--- START ---
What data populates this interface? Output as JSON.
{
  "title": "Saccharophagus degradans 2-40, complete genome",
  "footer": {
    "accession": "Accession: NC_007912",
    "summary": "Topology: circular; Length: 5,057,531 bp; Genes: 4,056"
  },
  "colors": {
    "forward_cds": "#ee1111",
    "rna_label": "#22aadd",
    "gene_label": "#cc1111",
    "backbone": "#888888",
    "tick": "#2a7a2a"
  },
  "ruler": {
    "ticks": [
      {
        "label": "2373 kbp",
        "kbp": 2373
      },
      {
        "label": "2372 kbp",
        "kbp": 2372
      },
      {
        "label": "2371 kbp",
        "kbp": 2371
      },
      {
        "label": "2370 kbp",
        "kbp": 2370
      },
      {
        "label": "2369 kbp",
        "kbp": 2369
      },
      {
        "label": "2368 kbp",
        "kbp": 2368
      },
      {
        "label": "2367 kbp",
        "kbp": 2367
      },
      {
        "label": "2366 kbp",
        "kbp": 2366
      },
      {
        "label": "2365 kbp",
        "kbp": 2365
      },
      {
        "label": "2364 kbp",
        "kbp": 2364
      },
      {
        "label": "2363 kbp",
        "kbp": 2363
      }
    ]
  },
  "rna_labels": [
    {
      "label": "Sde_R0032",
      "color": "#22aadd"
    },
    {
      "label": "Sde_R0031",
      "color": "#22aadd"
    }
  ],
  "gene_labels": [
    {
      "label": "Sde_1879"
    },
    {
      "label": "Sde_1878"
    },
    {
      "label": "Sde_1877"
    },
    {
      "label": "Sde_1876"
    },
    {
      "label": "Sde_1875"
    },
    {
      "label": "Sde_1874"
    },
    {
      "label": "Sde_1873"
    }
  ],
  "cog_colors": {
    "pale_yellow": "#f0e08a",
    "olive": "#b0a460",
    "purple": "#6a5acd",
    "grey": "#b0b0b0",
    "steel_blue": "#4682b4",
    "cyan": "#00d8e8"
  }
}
--- END ---
## Activity
Output an exact copy of each record.

## Result for this task
What data populates this interface? Output as JSON.
{
  "title": "Saccharophagus degradans 2-40, complete genome",
  "footer": {
    "accession": "Accession: NC_007912",
    "summary": "Topology: circular; Length: 5,057,531 bp; Genes: 4,056"
  },
  "colors": {
    "forward_cds": "#ee1111",
    "rna_label": "#22aadd",
    "gene_label": "#cc1111",
    "backbone": "#888888",
    "tick": "#2a7a2a"
  },
  "ruler": {
    "ticks": [
      {
        "label": "2373 kbp",
        "kbp": 2373
      },
      {
        "label": "2372 kbp",
        "kbp": 2372
      },
      {
        "label": "2371 kbp",
        "kbp": 2371
      },
      {
        "label": "2370 kbp",
        "kbp": 2370
      },
      {
        "label": "2369 kbp",
        "kbp": 2369
      },
      {
        "label": "2368 kbp",
        "kbp": 2368
      },
      {
        "label": "2367 kbp",
        "kbp": 2367
      },
      {
        "label": "2366 kbp",
        "kbp": 2366
      },
      {
        "label": "2365 kbp",
        "kbp": 2365
      },
      {
        "label": "2364 kbp",
        "kbp": 2364
      },
      {
        "label": "2363 kbp",
        "kbp": 2363
      }
    ]
  },
  "rna_labels": [
    {
      "label": "Sde_R0032",
      "color": "#22aadd"
    },
    {
      "label": "Sde_R0031",
      "color": "#22aadd"
    }
  ],
  "gene_labels": [
    {
      "label": "Sde_1879"
    },
    {
      "label": "Sde_1878"
    },
    {
      "label": "Sde_1877"
    },
    {
      "label": "Sde_1876"
    },
    {
      "label": "Sde_1875"
    },
    {
      "label": "Sde_1874"
    },
    {
      "label": "Sde_1873"
    }
  ],
  "cog_colors": {
    "pale_yellow": "#f0e08a",
    "olive": "#b0a460",
    "purple": "#6a5acd",
    "grey": "#b0b0b0",
    "steel_blue": "#4682b4",
    "cyan": "#00d8e8"
  }
}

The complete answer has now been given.